Short exercise
Leave out the pictures and copy the remaining records exactly.

(Saved entries)
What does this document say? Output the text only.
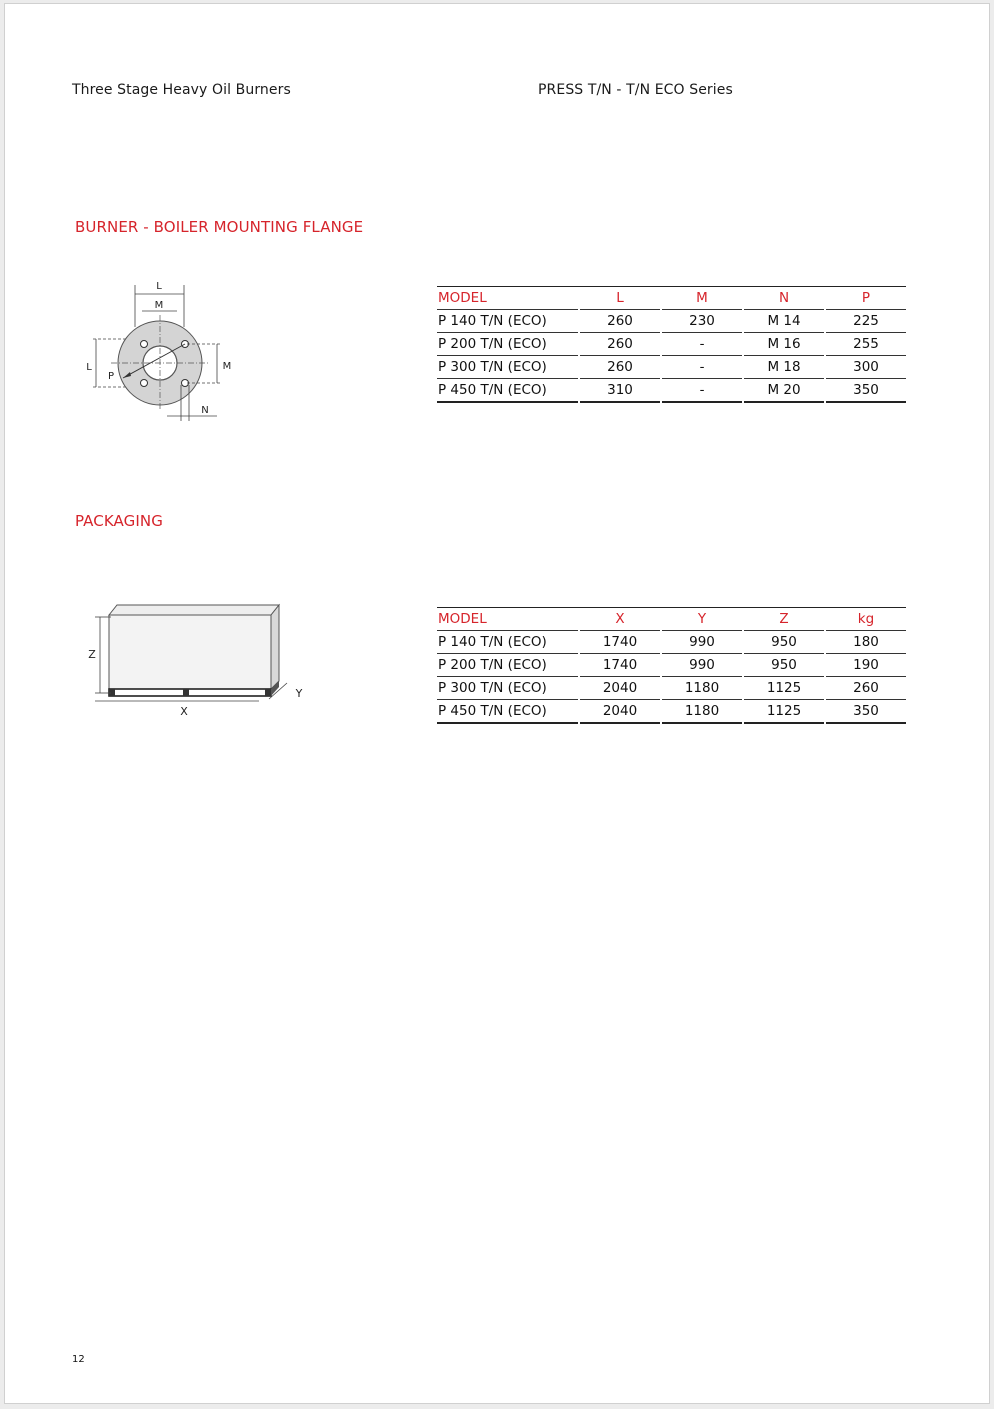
Three Stage Heavy Oil Burners	PRESS T/N - T/N ECO Series
BURNER - BOILER MOUNTING FLANGE
L
M
L
P
M
N
MODEL		L		M		N		P
P 140 T/N (ECO)		260		230		M 14		225
P 200 T/N (ECO)		260		-		M 16		255
P 300 T/N (ECO)		260		-		M 18		300
P 450 T/N (ECO)		310		-		M 20		350
PACKAGING
Z
X
Y
MODEL		X		Y		Z		kg
P 140 T/N (ECO)		1740		990		950		180
P 200 T/N (ECO)		1740		990		950		190
P 300 T/N (ECO)		2040		1180		1125		260
P 450 T/N (ECO)		2040		1180		1125		350
12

The completed task
What does this document say? Output the text only.
Three Stage Heavy Oil Burners	PRESS T/N - T/N ECO Series
BURNER - BOILER MOUNTING FLANGE
L
M
L
P
M
N
MODEL		L		M		N		P
P 140 T/N (ECO)		260		230		M 14		225
P 200 T/N (ECO)		260		-		M 16		255
P 300 T/N (ECO)		260		-		M 18		300
P 450 T/N (ECO)		310		-		M 20		350
PACKAGING
Z
X
Y
MODEL		X		Y		Z		kg
P 140 T/N (ECO)		1740		990		950		180
P 200 T/N (ECO)		1740		990		950		190
P 300 T/N (ECO)		2040		1180		1125		260
P 450 T/N (ECO)		2040		1180		1125		350
12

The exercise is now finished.